** Start **

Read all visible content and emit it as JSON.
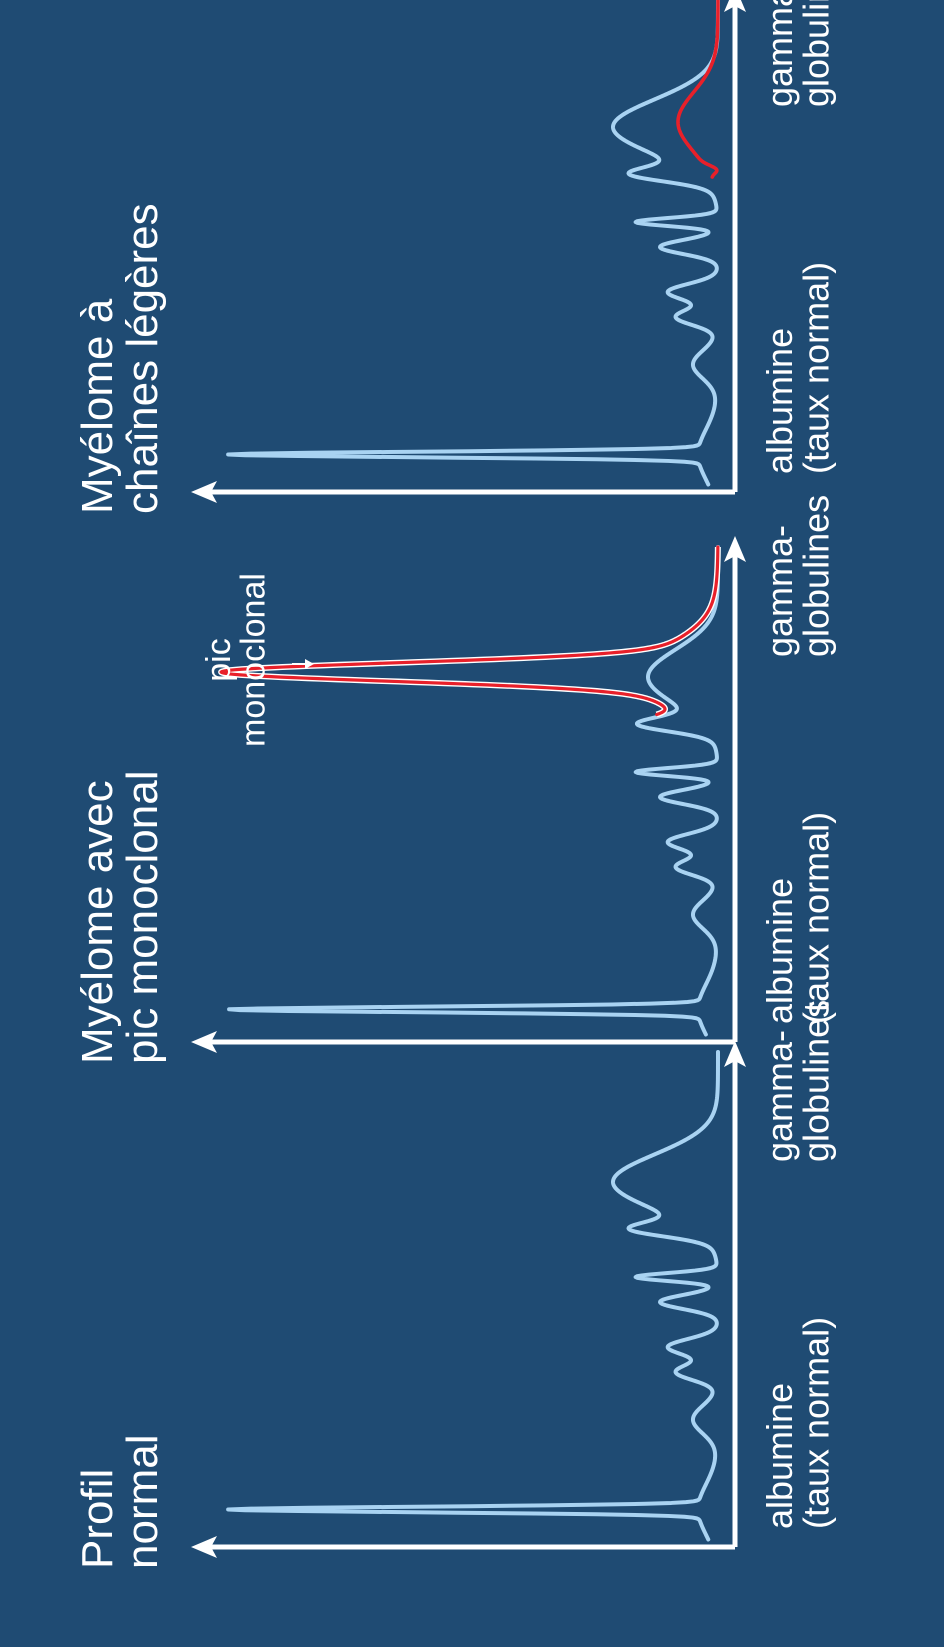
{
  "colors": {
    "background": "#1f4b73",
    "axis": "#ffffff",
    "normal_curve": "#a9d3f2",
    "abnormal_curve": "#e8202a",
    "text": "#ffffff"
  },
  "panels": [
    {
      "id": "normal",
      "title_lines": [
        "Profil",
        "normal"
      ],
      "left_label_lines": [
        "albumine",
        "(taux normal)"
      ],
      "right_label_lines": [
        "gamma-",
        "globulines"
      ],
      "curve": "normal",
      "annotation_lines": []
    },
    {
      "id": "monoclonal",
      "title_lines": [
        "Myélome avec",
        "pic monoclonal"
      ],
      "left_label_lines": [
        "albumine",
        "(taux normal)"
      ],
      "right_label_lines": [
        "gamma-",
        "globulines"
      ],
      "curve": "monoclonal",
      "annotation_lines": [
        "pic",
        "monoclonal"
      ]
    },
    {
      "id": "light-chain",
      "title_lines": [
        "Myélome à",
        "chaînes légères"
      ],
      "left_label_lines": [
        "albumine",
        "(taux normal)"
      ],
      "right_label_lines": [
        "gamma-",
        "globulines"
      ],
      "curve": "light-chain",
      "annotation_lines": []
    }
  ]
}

** End **

### [EXERCISE REQUIREMENTS]
Reproduce each entry precisely, dropping only the pictures.

### [COMPLETE OUTPUT]
Read all visible content and emit it as JSON.
{
  "colors": {
    "background": "#1f4b73",
    "axis": "#ffffff",
    "normal_curve": "#a9d3f2",
    "abnormal_curve": "#e8202a",
    "text": "#ffffff"
  },
  "panels": [
    {
      "id": "normal",
      "title_lines": [
        "Profil",
        "normal"
      ],
      "left_label_lines": [
        "albumine",
        "(taux normal)"
      ],
      "right_label_lines": [
        "gamma-",
        "globulines"
      ],
      "curve": "normal",
      "annotation_lines": []
    },
    {
      "id": "monoclonal",
      "title_lines": [
        "Myélome avec",
        "pic monoclonal"
      ],
      "left_label_lines": [
        "albumine",
        "(taux normal)"
      ],
      "right_label_lines": [
        "gamma-",
        "globulines"
      ],
      "curve": "monoclonal",
      "annotation_lines": [
        "pic",
        "monoclonal"
      ]
    },
    {
      "id": "light-chain",
      "title_lines": [
        "Myélome à",
        "chaînes légères"
      ],
      "left_label_lines": [
        "albumine",
        "(taux normal)"
      ],
      "right_label_lines": [
        "gamma-",
        "globulines"
      ],
      "curve": "light-chain",
      "annotation_lines": []
    }
  ]
}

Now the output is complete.